Exercise requirements ▸ Please give the listing again, word for word, with nothing left out.

Input ▸
----

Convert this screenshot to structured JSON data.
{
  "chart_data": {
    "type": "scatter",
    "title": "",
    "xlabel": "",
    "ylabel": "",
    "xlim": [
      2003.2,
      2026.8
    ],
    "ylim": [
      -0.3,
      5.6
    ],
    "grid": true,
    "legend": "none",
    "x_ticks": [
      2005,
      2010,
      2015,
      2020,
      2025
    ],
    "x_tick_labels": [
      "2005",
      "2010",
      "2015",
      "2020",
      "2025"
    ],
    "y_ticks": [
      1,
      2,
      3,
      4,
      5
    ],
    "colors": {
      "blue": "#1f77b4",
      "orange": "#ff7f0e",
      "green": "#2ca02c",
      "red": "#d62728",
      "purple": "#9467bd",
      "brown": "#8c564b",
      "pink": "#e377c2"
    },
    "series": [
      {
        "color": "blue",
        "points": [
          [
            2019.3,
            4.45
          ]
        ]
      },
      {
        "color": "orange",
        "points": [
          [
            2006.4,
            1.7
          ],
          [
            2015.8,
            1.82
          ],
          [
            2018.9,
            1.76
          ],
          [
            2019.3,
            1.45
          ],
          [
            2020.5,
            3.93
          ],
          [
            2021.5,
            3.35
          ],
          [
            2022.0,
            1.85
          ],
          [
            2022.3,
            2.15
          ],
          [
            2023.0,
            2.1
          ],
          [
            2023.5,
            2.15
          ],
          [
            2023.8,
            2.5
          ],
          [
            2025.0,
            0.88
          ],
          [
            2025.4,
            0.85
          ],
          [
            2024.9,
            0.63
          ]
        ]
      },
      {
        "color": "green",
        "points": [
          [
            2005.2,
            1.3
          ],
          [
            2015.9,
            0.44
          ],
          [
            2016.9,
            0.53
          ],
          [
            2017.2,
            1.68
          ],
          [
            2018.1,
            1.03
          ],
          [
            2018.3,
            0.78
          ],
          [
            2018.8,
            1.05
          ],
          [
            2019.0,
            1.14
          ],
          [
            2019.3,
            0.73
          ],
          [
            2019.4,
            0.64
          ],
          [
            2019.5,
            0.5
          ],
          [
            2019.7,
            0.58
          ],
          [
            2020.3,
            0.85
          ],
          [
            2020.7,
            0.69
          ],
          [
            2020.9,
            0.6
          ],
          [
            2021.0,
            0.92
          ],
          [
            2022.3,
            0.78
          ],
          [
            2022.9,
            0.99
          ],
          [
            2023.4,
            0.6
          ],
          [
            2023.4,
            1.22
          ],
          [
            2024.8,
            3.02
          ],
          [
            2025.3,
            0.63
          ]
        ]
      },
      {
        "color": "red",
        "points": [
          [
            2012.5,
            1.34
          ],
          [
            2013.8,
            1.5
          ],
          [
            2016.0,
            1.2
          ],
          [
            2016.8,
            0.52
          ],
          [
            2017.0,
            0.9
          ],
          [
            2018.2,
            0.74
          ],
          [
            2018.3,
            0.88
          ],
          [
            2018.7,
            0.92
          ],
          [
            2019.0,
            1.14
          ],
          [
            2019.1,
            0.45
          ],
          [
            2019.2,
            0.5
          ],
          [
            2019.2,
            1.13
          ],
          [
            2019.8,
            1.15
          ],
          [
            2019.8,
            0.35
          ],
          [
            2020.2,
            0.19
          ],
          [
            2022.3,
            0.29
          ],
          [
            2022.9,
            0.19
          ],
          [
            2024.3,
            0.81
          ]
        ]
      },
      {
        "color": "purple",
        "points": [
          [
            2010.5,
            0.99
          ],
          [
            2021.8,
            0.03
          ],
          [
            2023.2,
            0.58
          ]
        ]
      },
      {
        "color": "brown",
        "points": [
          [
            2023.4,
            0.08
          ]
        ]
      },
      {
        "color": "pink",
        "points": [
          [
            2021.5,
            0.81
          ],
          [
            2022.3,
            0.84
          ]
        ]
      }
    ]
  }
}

----

Written response ▸
Convert this screenshot to structured JSON data.
{
  "chart_data": {
    "type": "scatter",
    "title": "",
    "xlabel": "",
    "ylabel": "",
    "xlim": [
      2003.2,
      2026.8
    ],
    "ylim": [
      -0.3,
      5.6
    ],
    "grid": true,
    "legend": "none",
    "x_ticks": [
      2005,
      2010,
      2015,
      2020,
      2025
    ],
    "x_tick_labels": [
      "2005",
      "2010",
      "2015",
      "2020",
      "2025"
    ],
    "y_ticks": [
      1,
      2,
      3,
      4,
      5
    ],
    "colors": {
      "blue": "#1f77b4",
      "orange": "#ff7f0e",
      "green": "#2ca02c",
      "red": "#d62728",
      "purple": "#9467bd",
      "brown": "#8c564b",
      "pink": "#e377c2"
    },
    "series": [
      {
        "color": "blue",
        "points": [
          [
            2019.3,
            4.45
          ]
        ]
      },
      {
        "color": "orange",
        "points": [
          [
            2006.4,
            1.7
          ],
          [
            2015.8,
            1.82
          ],
          [
            2018.9,
            1.76
          ],
          [
            2019.3,
            1.45
          ],
          [
            2020.5,
            3.93
          ],
          [
            2021.5,
            3.35
          ],
          [
            2022.0,
            1.85
          ],
          [
            2022.3,
            2.15
          ],
          [
            2023.0,
            2.1
          ],
          [
            2023.5,
            2.15
          ],
          [
            2023.8,
            2.5
          ],
          [
            2025.0,
            0.88
          ],
          [
            2025.4,
            0.85
          ],
          [
            2024.9,
            0.63
          ]
        ]
      },
      {
        "color": "green",
        "points": [
          [
            2005.2,
            1.3
          ],
          [
            2015.9,
            0.44
          ],
          [
            2016.9,
            0.53
          ],
          [
            2017.2,
            1.68
          ],
          [
            2018.1,
            1.03
          ],
          [
            2018.3,
            0.78
          ],
          [
            2018.8,
            1.05
          ],
          [
            2019.0,
            1.14
          ],
          [
            2019.3,
            0.73
          ],
          [
            2019.4,
            0.64
          ],
          [
            2019.5,
            0.5
          ],
          [
            2019.7,
            0.58
          ],
          [
            2020.3,
            0.85
          ],
          [
            2020.7,
            0.69
          ],
          [
            2020.9,
            0.6
          ],
          [
            2021.0,
            0.92
          ],
          [
            2022.3,
            0.78
          ],
          [
            2022.9,
            0.99
          ],
          [
            2023.4,
            0.6
          ],
          [
            2023.4,
            1.22
          ],
          [
            2024.8,
            3.02
          ],
          [
            2025.3,
            0.63
          ]
        ]
      },
      {
        "color": "red",
        "points": [
          [
            2012.5,
            1.34
          ],
          [
            2013.8,
            1.5
          ],
          [
            2016.0,
            1.2
          ],
          [
            2016.8,
            0.52
          ],
          [
            2017.0,
            0.9
          ],
          [
            2018.2,
            0.74
          ],
          [
            2018.3,
            0.88
          ],
          [
            2018.7,
            0.92
          ],
          [
            2019.0,
            1.14
          ],
          [
            2019.1,
            0.45
          ],
          [
            2019.2,
            0.5
          ],
          [
            2019.2,
            1.13
          ],
          [
            2019.8,
            1.15
          ],
          [
            2019.8,
            0.35
          ],
          [
            2020.2,
            0.19
          ],
          [
            2022.3,
            0.29
          ],
          [
            2022.9,
            0.19
          ],
          [
            2024.3,
            0.81
          ]
        ]
      },
      {
        "color": "purple",
        "points": [
          [
            2010.5,
            0.99
          ],
          [
            2021.8,
            0.03
          ],
          [
            2023.2,
            0.58
          ]
        ]
      },
      {
        "color": "brown",
        "points": [
          [
            2023.4,
            0.08
          ]
        ]
      },
      {
        "color": "pink",
        "points": [
          [
            2021.5,
            0.81
          ],
          [
            2022.3,
            0.84
          ]
        ]
      }
    ]
  }
}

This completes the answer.